From: | spinoza1111@yahoo.com (Edward G. Nilges) |
Newsgroups: | comp.compilers |
Date: | 14 Oct 2001 22:27:09 -0400 |
Organization: | http://groups.google.com/ |
References: | 01-10-029 |
Keywords: | lex |
Posted-Date: | 14 Oct 2001 22:27:09 EDT |
"Jon Forrest" <forrest@ce.berkeley.edu> wrote:
> I've been looking at some pretty hairy regular expressions (in Perl)
> recently that are virtually unreadable. The thought crossed my mind
> that maybe there are some alternatives to classic regular expression
> syntax out there. Note that I'm only talking about the syntax - it's
> hard to beat the semantics of regular expressions.
>
> Does anybody know of anything?
Thanks for your request, Jon. I have been concerned for some time,
and the following is my contribution to the discussion.
Regular Expressions Considered Harmful
10-14-2001 Edward G. Nilges
Regular expressions ARE overly obfuscated and difficult to construct,
debug and verify. They often force the re coder to enter the same
regular subexpression several times and to verify that it is the same
in different locations. Frequently, regular expressions can look
valid and appear to do a parsing job while in actuality they fail in
subtle ways. The characters used are based on unix standards
developed some time ago and as a result regular expressions appear
even to the initiate as Runes carved by trolls from the Dark Ages.
Fortunately the theory behind regular expressions provides an escape
(sic) from these Runes. The original developers of regular
expressions, among them Brian Kernighan and Dennis Ritchie, appear to
be aware of work conducted at Princeton University and Bell Labs
around 1971 by, among others Jeffery Ullman and Jeff Hopcroft. In
Hopcroft and Ullman's 1973 book FORMAL LANGUAGES AND THEIR RELATION TO
AUTOMATA they were among the first to reveal the discovery that
regular expressions corresponded to a particular type of language,
"Chomsky Type 0" which they named in honor of MIT's Noam Chomsky who
is both a pioneer in linguistics and a political gadfly.
More important they show in the book an ascending hierarchy of
languages that contain each other, isomorphic to an ascending category
of formal mathematical machines that also nest. All "regular"

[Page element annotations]
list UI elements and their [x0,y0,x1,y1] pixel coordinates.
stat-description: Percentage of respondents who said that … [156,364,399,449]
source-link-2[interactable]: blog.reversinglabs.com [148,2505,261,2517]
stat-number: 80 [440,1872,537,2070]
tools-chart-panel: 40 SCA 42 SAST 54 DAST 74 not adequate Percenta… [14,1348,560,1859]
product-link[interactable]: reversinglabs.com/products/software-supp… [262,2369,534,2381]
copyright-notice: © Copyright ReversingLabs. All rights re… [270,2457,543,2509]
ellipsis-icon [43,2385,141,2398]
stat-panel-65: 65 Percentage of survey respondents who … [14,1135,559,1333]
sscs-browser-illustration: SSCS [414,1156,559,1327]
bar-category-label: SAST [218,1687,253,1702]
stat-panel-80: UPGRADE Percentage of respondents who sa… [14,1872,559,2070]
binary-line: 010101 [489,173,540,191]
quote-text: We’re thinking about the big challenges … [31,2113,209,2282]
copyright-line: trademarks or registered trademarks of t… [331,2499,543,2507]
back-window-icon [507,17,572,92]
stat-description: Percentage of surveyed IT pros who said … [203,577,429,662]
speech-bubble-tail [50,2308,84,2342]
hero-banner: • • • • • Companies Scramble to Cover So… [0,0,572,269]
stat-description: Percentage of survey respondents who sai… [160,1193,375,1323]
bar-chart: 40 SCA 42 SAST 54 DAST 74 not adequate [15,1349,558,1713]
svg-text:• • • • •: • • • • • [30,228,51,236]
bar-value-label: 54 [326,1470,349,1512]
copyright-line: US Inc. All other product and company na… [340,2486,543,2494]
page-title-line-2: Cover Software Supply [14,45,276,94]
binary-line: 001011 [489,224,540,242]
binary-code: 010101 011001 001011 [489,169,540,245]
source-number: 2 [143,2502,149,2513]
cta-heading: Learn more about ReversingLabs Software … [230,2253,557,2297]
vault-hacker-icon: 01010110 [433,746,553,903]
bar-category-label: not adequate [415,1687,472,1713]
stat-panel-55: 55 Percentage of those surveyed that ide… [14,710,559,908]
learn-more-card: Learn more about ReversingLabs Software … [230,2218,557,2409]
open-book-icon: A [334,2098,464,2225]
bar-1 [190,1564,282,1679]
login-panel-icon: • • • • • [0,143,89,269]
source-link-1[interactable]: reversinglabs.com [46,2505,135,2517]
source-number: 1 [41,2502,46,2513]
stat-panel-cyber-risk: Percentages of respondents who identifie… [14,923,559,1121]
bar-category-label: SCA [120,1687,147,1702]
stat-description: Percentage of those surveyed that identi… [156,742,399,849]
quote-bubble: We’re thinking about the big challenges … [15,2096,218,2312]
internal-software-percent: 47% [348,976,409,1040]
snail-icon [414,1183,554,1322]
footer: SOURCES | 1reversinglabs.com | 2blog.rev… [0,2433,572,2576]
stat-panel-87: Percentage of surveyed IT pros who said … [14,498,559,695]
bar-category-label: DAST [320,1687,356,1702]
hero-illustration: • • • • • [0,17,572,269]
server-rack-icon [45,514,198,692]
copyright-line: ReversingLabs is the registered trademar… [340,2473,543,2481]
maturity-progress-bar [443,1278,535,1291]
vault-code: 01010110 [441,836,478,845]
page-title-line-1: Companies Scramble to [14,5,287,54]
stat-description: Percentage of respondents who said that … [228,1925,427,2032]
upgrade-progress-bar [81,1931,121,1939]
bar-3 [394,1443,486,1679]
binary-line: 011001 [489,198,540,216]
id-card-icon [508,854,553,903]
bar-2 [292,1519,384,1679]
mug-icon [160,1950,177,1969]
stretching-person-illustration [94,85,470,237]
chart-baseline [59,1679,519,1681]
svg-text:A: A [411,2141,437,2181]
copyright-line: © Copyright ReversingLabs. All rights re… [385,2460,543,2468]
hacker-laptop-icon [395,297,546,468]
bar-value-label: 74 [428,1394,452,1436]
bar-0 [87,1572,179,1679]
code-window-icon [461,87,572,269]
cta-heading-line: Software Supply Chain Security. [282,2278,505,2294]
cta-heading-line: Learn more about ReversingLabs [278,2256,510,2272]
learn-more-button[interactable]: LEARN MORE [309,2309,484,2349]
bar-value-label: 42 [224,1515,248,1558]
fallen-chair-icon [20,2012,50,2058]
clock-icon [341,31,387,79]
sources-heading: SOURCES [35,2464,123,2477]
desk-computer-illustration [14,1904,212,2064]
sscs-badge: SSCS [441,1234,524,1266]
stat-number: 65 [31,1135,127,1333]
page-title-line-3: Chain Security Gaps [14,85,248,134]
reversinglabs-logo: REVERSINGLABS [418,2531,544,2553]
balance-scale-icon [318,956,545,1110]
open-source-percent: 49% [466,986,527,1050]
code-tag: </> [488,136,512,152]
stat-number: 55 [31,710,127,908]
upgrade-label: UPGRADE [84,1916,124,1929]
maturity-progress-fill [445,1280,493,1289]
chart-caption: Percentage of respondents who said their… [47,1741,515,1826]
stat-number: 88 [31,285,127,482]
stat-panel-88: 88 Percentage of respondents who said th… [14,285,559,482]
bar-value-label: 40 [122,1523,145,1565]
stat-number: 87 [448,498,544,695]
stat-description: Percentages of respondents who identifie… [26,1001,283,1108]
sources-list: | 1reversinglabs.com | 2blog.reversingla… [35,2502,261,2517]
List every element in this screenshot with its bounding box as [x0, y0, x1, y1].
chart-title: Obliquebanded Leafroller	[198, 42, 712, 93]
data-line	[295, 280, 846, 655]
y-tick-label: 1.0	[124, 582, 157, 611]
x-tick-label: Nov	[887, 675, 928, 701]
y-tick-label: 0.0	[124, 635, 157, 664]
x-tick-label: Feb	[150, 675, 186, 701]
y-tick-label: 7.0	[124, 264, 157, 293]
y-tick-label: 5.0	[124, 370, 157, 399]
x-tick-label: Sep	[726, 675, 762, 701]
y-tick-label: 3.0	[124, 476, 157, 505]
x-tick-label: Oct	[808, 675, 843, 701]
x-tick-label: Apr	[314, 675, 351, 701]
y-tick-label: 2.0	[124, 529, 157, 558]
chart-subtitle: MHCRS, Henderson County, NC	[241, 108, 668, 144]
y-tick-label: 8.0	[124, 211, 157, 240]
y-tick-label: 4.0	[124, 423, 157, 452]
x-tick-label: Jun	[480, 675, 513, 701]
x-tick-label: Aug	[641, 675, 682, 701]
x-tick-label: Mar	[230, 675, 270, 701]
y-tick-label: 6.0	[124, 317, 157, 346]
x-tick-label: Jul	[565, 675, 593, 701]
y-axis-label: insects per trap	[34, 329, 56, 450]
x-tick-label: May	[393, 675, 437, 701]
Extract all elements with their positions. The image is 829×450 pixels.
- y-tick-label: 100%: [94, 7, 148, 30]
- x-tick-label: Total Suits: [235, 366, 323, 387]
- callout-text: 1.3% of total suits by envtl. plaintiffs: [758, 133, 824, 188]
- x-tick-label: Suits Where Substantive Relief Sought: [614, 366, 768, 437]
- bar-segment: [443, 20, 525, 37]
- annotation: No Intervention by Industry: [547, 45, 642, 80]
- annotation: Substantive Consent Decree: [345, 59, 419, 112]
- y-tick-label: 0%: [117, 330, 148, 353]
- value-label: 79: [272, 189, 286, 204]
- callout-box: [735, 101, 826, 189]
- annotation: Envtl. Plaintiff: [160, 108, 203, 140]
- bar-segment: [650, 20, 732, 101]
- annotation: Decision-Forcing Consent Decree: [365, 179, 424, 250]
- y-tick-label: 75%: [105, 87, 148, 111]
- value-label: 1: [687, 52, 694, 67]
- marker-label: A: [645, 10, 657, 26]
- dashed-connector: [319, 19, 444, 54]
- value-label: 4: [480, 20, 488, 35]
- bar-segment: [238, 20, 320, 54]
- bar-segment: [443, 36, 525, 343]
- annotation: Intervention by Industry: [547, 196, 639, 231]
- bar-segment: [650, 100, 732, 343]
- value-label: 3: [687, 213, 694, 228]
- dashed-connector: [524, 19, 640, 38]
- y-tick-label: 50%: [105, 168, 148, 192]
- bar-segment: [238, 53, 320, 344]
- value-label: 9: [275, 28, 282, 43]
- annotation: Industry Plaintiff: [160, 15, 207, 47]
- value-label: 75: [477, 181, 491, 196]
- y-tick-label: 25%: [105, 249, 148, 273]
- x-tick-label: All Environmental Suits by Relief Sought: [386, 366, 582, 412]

> Required task: Quote the newsgroup post on regular expression syntax from "Thanks for your" up to and including "the Dark Ages.". The records come from a separate source.

> Output:
Thanks for your request, Jon. I have been concerned for some time,
and the following is my contribution to the discussion.
Regular Expressions Considered Harmful
10-14-2001 Edward G. Nilges
Regular expressions ARE overly obfuscated and difficult to construct,
debug and verify. They often force the re coder to enter the same
regular subexpression several times and to verify that it is the same
in different locations. Frequently, regular expressions can look
valid and appear to do a parsing job while in actuality they fail in
subtle ways. The characters used are based on unix standards
developed some time ago and as a result regular expressions appear
even to the initiate as Runes carved by trolls from the Dark Ages.